* **Exercise brief**
Copy out each line that includes the word "heading".

* **Record list**
————————
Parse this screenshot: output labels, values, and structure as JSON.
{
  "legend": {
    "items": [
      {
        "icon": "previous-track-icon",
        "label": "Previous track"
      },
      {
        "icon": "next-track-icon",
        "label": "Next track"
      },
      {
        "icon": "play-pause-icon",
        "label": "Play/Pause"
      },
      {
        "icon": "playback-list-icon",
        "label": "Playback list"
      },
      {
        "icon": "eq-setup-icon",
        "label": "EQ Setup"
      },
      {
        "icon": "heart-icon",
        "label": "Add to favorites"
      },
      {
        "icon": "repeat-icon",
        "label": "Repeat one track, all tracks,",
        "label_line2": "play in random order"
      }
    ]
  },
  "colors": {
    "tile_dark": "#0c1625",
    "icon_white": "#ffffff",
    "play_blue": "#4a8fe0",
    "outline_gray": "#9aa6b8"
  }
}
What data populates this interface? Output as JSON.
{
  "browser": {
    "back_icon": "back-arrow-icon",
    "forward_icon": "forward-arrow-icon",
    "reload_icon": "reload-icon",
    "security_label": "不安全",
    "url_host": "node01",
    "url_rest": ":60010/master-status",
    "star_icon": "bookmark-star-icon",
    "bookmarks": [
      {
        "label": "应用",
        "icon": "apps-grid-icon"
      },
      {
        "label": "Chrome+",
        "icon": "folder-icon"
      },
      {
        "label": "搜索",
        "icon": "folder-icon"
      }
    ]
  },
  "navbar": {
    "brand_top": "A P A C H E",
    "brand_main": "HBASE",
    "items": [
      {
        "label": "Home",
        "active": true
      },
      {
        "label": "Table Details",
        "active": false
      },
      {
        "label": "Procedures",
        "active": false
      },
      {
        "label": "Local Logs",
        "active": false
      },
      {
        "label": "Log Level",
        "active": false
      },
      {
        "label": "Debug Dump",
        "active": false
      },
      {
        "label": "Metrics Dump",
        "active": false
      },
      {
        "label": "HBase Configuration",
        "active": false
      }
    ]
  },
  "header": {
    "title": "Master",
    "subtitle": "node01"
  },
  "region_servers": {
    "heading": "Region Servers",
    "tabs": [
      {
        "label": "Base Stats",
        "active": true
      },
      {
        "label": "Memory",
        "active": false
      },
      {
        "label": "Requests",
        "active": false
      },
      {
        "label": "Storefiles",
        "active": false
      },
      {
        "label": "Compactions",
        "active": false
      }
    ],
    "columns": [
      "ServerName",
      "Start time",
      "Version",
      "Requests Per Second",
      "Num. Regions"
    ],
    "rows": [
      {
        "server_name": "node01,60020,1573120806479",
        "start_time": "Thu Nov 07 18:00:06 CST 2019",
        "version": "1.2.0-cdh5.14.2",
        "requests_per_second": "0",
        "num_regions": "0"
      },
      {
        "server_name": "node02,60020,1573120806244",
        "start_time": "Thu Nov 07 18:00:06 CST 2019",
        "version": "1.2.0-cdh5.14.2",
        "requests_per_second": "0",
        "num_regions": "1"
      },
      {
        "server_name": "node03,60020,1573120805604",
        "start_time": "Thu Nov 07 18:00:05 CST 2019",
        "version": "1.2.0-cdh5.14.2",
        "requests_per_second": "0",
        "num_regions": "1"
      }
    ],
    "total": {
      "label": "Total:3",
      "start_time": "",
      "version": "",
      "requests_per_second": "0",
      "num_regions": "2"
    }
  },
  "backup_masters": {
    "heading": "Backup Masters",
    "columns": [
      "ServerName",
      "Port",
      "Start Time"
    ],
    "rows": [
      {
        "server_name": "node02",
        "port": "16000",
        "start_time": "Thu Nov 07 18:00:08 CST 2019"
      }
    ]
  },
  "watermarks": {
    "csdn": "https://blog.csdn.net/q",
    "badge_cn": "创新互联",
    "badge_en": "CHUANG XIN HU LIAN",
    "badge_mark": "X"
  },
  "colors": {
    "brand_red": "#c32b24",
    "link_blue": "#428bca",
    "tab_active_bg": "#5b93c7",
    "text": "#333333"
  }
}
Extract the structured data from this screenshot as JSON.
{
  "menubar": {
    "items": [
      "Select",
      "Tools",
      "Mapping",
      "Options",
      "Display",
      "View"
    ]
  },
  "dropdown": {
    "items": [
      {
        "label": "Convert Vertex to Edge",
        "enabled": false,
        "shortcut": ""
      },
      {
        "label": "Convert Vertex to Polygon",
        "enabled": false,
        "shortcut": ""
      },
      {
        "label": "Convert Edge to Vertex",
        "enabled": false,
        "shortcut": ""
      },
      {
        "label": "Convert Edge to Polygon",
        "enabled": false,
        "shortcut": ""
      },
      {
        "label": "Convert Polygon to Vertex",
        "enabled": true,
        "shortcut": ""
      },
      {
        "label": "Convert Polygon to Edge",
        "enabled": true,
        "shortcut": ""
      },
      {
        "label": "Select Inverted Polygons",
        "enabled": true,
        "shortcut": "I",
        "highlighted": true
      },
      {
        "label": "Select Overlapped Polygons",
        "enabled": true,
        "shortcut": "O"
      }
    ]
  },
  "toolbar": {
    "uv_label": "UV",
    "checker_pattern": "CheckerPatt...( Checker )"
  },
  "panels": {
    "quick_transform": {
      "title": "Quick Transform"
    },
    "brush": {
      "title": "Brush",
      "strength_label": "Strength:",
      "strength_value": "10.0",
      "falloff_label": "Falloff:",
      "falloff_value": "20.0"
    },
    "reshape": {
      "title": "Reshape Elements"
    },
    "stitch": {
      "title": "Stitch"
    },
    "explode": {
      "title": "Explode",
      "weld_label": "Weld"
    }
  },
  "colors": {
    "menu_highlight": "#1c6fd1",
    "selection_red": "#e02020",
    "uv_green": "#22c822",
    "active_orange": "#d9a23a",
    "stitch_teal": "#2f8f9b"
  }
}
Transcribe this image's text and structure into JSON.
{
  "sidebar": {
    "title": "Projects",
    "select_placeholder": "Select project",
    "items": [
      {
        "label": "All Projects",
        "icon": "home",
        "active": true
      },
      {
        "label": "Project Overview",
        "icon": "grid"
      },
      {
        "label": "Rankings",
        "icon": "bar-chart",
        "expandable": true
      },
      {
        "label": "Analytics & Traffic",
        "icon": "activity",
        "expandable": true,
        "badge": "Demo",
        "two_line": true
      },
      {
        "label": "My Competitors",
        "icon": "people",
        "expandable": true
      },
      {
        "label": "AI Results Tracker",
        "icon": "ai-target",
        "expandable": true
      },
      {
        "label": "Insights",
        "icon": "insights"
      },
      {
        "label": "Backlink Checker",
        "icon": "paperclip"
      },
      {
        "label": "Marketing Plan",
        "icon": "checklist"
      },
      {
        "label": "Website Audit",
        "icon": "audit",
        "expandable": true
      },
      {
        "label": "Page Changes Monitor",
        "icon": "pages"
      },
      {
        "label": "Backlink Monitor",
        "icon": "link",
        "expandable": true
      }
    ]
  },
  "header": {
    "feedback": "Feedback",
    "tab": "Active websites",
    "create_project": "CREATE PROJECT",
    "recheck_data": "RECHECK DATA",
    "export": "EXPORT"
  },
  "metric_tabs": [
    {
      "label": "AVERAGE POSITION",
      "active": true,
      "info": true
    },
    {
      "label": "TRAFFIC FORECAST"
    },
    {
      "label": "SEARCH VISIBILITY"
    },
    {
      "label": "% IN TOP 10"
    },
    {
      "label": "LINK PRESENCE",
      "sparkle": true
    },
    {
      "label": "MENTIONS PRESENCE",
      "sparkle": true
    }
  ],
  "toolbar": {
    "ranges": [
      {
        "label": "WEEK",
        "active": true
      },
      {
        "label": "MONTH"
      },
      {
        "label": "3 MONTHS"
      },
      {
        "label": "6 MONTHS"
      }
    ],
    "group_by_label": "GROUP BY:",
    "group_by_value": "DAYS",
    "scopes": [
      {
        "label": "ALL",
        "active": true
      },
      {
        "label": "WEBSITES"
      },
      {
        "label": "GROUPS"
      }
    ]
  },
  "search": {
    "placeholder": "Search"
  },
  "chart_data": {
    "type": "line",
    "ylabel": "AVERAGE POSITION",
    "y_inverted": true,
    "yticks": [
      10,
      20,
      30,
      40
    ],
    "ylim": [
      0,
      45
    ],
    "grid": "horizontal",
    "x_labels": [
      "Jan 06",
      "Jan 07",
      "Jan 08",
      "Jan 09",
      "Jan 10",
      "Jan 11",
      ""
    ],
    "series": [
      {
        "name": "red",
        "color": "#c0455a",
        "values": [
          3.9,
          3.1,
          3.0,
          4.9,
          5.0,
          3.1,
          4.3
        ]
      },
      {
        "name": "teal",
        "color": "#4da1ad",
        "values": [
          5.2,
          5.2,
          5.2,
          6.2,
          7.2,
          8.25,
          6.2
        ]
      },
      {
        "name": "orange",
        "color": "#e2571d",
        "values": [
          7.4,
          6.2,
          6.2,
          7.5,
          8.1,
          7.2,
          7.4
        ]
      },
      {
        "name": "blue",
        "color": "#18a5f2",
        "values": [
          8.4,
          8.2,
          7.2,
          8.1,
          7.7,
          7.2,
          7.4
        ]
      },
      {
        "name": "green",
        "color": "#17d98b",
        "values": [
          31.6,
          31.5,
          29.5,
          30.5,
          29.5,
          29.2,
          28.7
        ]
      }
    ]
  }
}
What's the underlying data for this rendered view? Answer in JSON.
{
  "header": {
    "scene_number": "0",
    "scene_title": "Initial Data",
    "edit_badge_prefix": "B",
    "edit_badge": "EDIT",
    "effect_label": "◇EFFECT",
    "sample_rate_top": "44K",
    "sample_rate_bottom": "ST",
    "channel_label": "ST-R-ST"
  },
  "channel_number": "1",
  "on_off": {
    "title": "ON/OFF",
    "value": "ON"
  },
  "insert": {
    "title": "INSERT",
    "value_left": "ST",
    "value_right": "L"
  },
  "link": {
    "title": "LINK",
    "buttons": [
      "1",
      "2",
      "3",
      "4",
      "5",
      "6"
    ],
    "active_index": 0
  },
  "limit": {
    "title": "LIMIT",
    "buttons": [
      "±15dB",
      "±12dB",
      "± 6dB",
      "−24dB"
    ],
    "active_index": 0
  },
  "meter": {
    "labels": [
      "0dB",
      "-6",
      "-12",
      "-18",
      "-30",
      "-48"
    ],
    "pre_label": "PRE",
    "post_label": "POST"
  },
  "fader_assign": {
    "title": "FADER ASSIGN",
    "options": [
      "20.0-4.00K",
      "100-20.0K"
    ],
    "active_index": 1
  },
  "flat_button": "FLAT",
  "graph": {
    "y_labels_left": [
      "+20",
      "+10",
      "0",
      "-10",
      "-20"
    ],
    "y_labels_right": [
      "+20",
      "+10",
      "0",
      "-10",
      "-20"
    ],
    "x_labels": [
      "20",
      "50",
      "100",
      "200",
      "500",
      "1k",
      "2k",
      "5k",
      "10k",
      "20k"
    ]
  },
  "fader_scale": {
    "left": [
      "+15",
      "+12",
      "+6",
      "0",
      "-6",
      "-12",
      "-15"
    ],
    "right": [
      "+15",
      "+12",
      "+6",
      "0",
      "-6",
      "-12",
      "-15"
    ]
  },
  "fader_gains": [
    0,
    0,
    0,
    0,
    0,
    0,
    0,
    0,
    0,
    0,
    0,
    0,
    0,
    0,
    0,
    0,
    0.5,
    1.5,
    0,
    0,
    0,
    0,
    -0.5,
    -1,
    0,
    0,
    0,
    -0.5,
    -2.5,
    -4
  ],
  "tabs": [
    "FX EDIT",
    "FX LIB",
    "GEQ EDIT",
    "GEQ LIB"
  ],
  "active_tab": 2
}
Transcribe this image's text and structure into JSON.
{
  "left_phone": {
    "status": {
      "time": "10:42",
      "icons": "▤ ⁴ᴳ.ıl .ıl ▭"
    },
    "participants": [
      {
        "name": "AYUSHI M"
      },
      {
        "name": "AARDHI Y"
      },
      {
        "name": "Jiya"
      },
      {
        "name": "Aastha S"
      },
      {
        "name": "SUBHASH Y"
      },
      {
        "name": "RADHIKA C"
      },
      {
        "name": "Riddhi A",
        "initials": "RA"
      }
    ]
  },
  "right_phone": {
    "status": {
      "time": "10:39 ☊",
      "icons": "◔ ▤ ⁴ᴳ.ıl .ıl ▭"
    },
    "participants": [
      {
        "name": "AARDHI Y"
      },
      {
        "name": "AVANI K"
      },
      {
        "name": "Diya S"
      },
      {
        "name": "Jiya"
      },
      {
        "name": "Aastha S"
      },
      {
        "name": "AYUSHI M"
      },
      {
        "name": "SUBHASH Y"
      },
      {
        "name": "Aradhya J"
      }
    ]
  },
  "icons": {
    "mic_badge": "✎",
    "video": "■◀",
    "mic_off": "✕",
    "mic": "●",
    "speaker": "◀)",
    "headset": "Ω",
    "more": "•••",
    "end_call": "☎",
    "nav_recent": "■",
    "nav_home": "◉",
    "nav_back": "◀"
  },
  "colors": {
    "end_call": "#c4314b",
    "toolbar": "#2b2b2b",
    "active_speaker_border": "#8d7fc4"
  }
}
————————
* **Task solution**
    "heading": "Region Servers",
    "heading": "Backup Masters",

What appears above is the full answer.